#### [AIM]
In this exercise, return the whole listing exactly, excluding any images.

#### [DATA EXTRACT]

........

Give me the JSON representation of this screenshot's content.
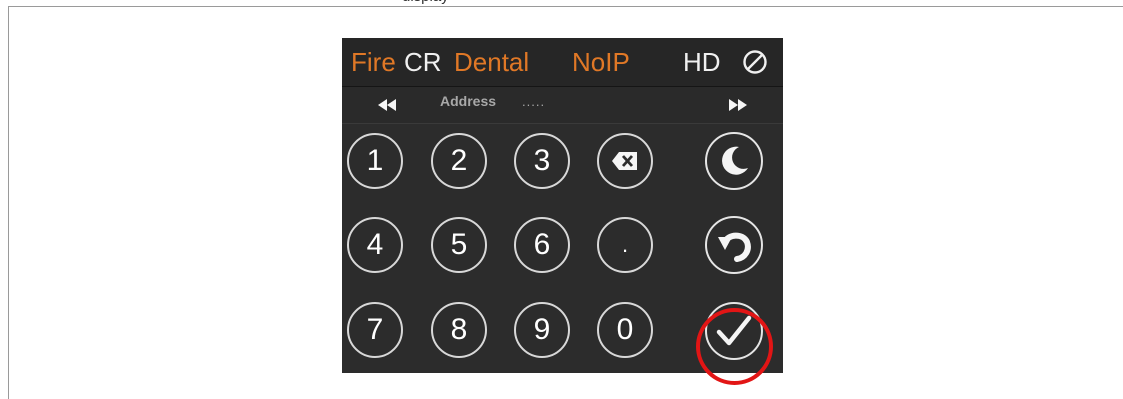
{
  "caption_fragment": "display",
  "title": {
    "brand_part1": "Fire",
    "brand_part2": "CR",
    "product": "Dental",
    "network_mode": "NoIP",
    "resolution": "HD",
    "cancel_icon": "cancel-icon"
  },
  "address_bar": {
    "label": "Address",
    "value": ".....",
    "prev_icon": "rewind-icon",
    "next_icon": "fast-forward-icon"
  },
  "keypad": {
    "keys": [
      "1",
      "2",
      "3",
      "4",
      "5",
      "6",
      "7",
      "8",
      "9",
      "0",
      "."
    ],
    "backspace_icon": "backspace-icon",
    "sleep_icon": "moon-icon",
    "undo_icon": "undo-icon",
    "confirm_icon": "checkmark-icon"
  },
  "colors": {
    "accent_orange": "#e07826",
    "highlight_red": "#e21515",
    "panel_bg": "#2c2c2c"
  }
}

........

#### [EXPECTED ANSWER]
Give me the JSON representation of this screenshot's content.
{
  "caption_fragment": "display",
  "title": {
    "brand_part1": "Fire",
    "brand_part2": "CR",
    "product": "Dental",
    "network_mode": "NoIP",
    "resolution": "HD",
    "cancel_icon": "cancel-icon"
  },
  "address_bar": {
    "label": "Address",
    "value": ".....",
    "prev_icon": "rewind-icon",
    "next_icon": "fast-forward-icon"
  },
  "keypad": {
    "keys": [
      "1",
      "2",
      "3",
      "4",
      "5",
      "6",
      "7",
      "8",
      "9",
      "0",
      "."
    ],
    "backspace_icon": "backspace-icon",
    "sleep_icon": "moon-icon",
    "undo_icon": "undo-icon",
    "confirm_icon": "checkmark-icon"
  },
  "colors": {
    "accent_orange": "#e07826",
    "highlight_red": "#e21515",
    "panel_bg": "#2c2c2c"
  }
}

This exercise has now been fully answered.